[Job]:
Please give the data below again in full, exactly as it stands.

[Listing]:
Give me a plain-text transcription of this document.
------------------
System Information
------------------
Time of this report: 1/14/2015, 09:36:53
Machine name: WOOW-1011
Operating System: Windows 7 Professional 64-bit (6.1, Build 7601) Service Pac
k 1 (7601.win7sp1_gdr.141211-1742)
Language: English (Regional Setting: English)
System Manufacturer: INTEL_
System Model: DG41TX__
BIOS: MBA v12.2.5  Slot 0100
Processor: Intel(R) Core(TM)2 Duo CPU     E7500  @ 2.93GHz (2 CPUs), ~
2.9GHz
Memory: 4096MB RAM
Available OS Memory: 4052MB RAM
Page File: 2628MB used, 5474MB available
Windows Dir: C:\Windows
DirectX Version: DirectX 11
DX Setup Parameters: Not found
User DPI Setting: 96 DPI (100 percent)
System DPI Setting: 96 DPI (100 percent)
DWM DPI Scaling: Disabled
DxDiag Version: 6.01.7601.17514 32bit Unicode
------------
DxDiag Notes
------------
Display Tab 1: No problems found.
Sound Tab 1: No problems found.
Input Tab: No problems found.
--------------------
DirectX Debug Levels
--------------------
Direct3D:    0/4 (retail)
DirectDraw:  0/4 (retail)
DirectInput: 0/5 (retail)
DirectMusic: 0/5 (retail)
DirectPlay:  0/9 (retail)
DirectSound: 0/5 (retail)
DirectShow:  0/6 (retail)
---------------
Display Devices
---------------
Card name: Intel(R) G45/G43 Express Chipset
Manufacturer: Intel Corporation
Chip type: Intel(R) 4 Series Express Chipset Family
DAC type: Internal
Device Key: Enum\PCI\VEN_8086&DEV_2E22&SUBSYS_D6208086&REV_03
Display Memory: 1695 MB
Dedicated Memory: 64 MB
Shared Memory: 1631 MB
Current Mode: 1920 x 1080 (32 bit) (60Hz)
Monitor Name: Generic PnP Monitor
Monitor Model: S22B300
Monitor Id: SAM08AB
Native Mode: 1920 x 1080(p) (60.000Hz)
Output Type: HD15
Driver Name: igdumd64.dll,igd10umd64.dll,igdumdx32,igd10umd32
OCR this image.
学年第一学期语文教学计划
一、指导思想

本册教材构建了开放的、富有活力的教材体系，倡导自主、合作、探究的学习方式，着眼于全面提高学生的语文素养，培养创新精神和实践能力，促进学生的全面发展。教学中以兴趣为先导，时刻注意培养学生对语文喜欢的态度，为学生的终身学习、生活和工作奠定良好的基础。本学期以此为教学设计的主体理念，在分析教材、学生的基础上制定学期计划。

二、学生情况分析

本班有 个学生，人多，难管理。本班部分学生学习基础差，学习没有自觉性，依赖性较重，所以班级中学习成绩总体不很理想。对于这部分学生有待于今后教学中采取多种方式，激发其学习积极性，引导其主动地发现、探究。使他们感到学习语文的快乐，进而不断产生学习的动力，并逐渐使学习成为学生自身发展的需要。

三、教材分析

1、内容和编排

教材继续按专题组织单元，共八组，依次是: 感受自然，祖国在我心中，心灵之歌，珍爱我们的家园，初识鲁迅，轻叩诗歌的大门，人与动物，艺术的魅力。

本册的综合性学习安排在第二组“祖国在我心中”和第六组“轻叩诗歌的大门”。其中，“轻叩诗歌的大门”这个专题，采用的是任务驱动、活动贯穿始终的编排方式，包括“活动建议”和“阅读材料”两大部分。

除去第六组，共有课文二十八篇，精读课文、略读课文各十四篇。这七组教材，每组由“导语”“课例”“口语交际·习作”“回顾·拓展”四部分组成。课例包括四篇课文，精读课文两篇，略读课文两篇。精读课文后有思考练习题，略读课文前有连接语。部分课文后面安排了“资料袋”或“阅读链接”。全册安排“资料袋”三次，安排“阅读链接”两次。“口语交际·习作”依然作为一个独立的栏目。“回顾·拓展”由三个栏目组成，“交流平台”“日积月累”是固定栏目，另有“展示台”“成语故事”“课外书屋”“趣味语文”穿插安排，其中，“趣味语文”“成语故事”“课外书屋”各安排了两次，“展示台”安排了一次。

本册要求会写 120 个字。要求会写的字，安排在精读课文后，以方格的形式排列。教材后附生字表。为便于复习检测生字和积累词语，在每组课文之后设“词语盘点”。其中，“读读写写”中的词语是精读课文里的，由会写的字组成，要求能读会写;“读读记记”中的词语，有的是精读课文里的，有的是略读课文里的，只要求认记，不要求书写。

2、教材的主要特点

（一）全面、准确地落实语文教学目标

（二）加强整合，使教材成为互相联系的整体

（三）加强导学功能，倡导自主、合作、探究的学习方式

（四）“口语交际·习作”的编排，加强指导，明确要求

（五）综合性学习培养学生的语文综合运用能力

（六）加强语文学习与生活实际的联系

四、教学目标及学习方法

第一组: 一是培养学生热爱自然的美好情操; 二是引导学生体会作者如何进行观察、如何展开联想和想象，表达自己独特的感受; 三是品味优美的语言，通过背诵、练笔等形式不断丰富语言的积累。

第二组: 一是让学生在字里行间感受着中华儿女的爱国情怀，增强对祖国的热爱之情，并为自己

[Exercise output]:
Give me a plain-text transcription of this document.
------------------
System Information
------------------
Time of this report: 1/14/2015, 09:36:53
Machine name: WOOW-1011
Operating System: Windows 7 Professional 64-bit (6.1, Build 7601) Service Pac
k 1 (7601.win7sp1_gdr.141211-1742)
Language: English (Regional Setting: English)
System Manufacturer: INTEL_
System Model: DG41TX__
BIOS: MBA v12.2.5  Slot 0100
Processor: Intel(R) Core(TM)2 Duo CPU     E7500  @ 2.93GHz (2 CPUs), ~
2.9GHz
Memory: 4096MB RAM
Available OS Memory: 4052MB RAM
Page File: 2628MB used, 5474MB available
Windows Dir: C:\Windows
DirectX Version: DirectX 11
DX Setup Parameters: Not found
User DPI Setting: 96 DPI (100 percent)
System DPI Setting: 96 DPI (100 percent)
DWM DPI Scaling: Disabled
DxDiag Version: 6.01.7601.17514 32bit Unicode
------------
DxDiag Notes
------------
Display Tab 1: No problems found.
Sound Tab 1: No problems found.
Input Tab: No problems found.
--------------------
DirectX Debug Levels
--------------------
Direct3D:    0/4 (retail)
DirectDraw:  0/4 (retail)
DirectInput: 0/5 (retail)
DirectMusic: 0/5 (retail)
DirectPlay:  0/9 (retail)
DirectSound: 0/5 (retail)
DirectShow:  0/6 (retail)
---------------
Display Devices
---------------
Card name: Intel(R) G45/G43 Express Chipset
Manufacturer: Intel Corporation
Chip type: Intel(R) 4 Series Express Chipset Family
DAC type: Internal
Device Key: Enum\PCI\VEN_8086&DEV_2E22&SUBSYS_D6208086&REV_03
Display Memory: 1695 MB
Dedicated Memory: 64 MB
Shared Memory: 1631 MB
Current Mode: 1920 x 1080 (32 bit) (60Hz)
Monitor Name: Generic PnP Monitor
Monitor Model: S22B300
Monitor Id: SAM08AB
Native Mode: 1920 x 1080(p) (60.000Hz)
Output Type: HD15
Driver Name: igdumd64.dll,igd10umd64.dll,igdumdx32,igd10umd32
OCR this image.
学年第一学期语文教学计划
一、指导思想

本册教材构建了开放的、富有活力的教材体系，倡导自主、合作、探究的学习方式，着眼于全面提高学生的语文素养，培养创新精神和实践能力，促进学生的全面发展。教学中以兴趣为先导，时刻注意培养学生对语文喜欢的态度，为学生的终身学习、生活和工作奠定良好的基础。本学期以此为教学设计的主体理念，在分析教材、学生的基础上制定学期计划。

二、学生情况分析

本班有 个学生，人多，难管理。本班部分学生学习基础差，学习没有自觉性，依赖性较重，所以班级中学习成绩总体不很理想。对于这部分学生有待于今后教学中采取多种方式，激发其学习积极性，引导其主动地发现、探究。使他们感到学习语文的快乐，进而不断产生学习的动力，并逐渐使学习成为学生自身发展的需要。

三、教材分析

1、内容和编排

教材继续按专题组织单元，共八组，依次是: 感受自然，祖国在我心中，心灵之歌，珍爱我们的家园，初识鲁迅，轻叩诗歌的大门，人与动物，艺术的魅力。

本册的综合性学习安排在第二组“祖国在我心中”和第六组“轻叩诗歌的大门”。其中，“轻叩诗歌的大门”这个专题，采用的是任务驱动、活动贯穿始终的编排方式，包括“活动建议”和“阅读材料”两大部分。

除去第六组，共有课文二十八篇，精读课文、略读课文各十四篇。这七组教材，每组由“导语”“课例”“口语交际·习作”“回顾·拓展”四部分组成。课例包括四篇课文，精读课文两篇，略读课文两篇。精读课文后有思考练习题，略读课文前有连接语。部分课文后面安排了“资料袋”或“阅读链接”。全册安排“资料袋”三次，安排“阅读链接”两次。“口语交际·习作”依然作为一个独立的栏目。“回顾·拓展”由三个栏目组成，“交流平台”“日积月累”是固定栏目，另有“展示台”“成语故事”“课外书屋”“趣味语文”穿插安排，其中，“趣味语文”“成语故事”“课外书屋”各安排了两次，“展示台”安排了一次。

本册要求会写 120 个字。要求会写的字，安排在精读课文后，以方格的形式排列。教材后附生字表。为便于复习检测生字和积累词语，在每组课文之后设“词语盘点”。其中，“读读写写”中的词语是精读课文里的，由会写的字组成，要求能读会写;“读读记记”中的词语，有的是精读课文里的，有的是略读课文里的，只要求认记，不要求书写。

2、教材的主要特点

（一）全面、准确地落实语文教学目标

（二）加强整合，使教材成为互相联系的整体

（三）加强导学功能，倡导自主、合作、探究的学习方式

（四）“口语交际·习作”的编排，加强指导，明确要求

（五）综合性学习培养学生的语文综合运用能力

（六）加强语文学习与生活实际的联系

四、教学目标及学习方法

第一组: 一是培养学生热爱自然的美好情操; 二是引导学生体会作者如何进行观察、如何展开联想和想象，表达自己独特的感受; 三是品味优美的语言，通过背诵、练笔等形式不断丰富语言的积累。

第二组: 一是让学生在字里行间感受着中华儿女的爱国情怀，增强对祖国的热爱之情，并为自己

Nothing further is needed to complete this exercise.